GIVEN INSTRUCTION: Pull every line that holds the word "connoissance" from the entries.

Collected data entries

--------

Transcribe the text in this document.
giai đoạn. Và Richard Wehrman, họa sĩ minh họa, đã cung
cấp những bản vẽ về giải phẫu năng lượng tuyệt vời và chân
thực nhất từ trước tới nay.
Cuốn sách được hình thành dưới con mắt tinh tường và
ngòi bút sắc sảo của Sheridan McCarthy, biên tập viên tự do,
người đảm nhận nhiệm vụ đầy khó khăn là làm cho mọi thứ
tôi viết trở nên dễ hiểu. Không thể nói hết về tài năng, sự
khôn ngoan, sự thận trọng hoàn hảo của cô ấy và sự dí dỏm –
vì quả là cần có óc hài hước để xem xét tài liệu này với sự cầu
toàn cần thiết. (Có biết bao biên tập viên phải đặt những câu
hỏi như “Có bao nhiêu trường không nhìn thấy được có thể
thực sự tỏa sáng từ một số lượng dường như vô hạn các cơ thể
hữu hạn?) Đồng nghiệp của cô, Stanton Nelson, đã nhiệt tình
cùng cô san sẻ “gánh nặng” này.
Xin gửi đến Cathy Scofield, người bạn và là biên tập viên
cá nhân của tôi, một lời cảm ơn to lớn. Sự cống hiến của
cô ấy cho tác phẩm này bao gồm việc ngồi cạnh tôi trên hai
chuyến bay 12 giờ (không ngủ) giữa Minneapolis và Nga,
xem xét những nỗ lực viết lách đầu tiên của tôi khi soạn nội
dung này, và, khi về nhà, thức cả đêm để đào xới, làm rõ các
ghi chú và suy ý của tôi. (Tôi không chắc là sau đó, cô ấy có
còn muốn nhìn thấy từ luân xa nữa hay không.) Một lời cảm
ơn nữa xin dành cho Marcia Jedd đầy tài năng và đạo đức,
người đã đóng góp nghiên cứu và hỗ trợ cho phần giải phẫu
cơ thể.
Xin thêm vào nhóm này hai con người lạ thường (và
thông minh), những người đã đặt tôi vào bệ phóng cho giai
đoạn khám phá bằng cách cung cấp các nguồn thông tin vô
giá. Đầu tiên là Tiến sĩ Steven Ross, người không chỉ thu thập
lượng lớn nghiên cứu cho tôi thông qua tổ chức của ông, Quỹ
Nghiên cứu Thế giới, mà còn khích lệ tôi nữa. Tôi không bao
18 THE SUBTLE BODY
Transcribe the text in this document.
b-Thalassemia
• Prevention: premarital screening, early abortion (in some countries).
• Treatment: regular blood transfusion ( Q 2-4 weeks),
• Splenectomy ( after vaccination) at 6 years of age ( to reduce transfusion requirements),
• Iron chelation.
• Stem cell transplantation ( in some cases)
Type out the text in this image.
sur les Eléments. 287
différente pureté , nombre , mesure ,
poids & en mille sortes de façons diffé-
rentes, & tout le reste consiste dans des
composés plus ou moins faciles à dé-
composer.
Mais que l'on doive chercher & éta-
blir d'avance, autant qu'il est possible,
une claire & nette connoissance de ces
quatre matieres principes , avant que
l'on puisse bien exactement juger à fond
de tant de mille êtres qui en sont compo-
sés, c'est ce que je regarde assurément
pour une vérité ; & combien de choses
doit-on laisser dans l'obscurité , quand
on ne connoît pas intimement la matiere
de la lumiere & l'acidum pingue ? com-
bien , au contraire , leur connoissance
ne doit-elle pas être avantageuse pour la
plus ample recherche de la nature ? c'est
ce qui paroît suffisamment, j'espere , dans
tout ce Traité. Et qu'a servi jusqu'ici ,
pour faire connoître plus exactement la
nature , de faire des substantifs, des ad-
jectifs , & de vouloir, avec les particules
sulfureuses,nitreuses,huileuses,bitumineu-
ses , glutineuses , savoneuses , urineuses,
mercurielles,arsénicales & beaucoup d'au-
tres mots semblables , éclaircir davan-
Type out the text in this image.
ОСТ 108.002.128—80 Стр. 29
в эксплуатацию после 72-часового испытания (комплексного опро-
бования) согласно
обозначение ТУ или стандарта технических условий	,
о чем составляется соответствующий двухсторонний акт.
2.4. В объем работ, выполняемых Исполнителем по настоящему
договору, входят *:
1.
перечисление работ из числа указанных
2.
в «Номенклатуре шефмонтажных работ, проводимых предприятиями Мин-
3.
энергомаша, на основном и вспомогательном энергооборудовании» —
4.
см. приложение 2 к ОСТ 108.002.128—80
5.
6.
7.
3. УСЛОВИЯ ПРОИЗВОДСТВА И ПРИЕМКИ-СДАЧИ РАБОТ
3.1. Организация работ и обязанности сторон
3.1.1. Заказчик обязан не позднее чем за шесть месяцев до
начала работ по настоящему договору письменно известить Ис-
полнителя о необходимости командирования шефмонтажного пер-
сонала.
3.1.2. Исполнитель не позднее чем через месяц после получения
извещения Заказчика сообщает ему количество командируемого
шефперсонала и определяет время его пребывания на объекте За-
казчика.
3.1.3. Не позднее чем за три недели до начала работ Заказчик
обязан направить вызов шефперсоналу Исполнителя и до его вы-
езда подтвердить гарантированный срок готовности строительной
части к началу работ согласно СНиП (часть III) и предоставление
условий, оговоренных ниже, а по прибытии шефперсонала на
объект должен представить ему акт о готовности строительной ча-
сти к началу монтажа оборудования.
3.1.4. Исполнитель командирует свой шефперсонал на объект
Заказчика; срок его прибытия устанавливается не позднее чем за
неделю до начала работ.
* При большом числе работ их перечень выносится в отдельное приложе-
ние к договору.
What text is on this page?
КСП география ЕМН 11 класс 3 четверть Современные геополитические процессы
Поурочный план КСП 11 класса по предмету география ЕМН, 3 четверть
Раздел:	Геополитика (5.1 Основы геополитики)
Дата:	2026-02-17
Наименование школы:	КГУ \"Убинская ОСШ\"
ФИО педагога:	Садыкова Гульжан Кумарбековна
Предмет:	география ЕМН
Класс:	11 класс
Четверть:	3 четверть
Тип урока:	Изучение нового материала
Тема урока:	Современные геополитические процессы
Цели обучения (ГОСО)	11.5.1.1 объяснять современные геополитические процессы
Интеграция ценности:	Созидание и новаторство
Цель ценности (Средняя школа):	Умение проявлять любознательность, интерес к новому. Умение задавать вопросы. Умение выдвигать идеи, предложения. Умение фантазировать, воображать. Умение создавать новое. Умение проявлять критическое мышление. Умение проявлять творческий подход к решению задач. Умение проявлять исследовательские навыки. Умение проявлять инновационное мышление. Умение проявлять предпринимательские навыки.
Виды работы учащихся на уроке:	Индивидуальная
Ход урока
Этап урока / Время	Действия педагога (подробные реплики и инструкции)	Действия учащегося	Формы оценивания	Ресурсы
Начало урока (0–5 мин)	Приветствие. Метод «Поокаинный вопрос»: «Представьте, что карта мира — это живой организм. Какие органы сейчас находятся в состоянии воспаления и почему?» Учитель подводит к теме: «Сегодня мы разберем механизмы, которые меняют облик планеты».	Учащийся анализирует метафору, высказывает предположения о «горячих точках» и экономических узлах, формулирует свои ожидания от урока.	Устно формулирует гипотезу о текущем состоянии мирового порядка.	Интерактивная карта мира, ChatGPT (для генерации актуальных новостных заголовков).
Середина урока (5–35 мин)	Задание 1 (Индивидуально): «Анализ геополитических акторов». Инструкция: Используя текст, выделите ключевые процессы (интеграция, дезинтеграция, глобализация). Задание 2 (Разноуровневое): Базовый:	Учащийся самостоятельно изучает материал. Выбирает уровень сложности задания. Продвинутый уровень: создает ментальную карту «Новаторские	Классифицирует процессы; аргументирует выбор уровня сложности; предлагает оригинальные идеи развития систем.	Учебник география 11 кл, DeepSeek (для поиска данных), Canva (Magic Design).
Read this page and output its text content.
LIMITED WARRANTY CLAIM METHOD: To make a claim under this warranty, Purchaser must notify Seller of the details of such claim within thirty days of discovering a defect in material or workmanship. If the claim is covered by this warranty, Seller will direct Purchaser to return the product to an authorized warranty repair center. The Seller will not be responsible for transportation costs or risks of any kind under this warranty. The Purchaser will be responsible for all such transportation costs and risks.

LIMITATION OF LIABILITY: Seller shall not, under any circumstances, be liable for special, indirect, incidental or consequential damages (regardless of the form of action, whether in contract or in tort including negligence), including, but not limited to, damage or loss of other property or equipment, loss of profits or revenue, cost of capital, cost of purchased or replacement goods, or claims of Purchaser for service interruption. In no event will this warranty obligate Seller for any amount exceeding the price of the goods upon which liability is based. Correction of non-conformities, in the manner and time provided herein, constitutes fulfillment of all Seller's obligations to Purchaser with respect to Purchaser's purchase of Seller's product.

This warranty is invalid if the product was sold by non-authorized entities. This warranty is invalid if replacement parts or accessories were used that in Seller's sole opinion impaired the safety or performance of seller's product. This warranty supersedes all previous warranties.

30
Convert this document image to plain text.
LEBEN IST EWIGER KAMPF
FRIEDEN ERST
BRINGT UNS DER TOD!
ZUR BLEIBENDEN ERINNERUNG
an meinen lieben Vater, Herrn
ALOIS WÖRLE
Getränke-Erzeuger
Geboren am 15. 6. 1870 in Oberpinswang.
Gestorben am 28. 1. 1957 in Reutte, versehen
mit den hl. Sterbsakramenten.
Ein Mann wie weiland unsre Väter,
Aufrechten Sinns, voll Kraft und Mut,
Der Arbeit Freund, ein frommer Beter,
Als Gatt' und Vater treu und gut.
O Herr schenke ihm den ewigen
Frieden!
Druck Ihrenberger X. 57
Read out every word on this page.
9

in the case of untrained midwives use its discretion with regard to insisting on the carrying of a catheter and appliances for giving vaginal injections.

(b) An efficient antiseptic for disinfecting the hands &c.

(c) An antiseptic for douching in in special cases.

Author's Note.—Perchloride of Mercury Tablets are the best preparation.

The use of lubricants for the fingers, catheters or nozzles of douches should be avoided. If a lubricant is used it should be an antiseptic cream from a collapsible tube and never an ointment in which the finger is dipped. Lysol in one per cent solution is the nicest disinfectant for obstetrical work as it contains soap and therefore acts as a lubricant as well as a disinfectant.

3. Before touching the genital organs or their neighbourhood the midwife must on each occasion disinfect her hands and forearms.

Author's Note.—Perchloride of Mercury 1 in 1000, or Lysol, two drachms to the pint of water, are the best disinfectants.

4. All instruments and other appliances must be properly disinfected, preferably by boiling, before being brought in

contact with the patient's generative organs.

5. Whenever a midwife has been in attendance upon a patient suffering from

--------

COMPLETED TASK:
une claire & nette connoissance de ces
bien , au contraire , leur connoissance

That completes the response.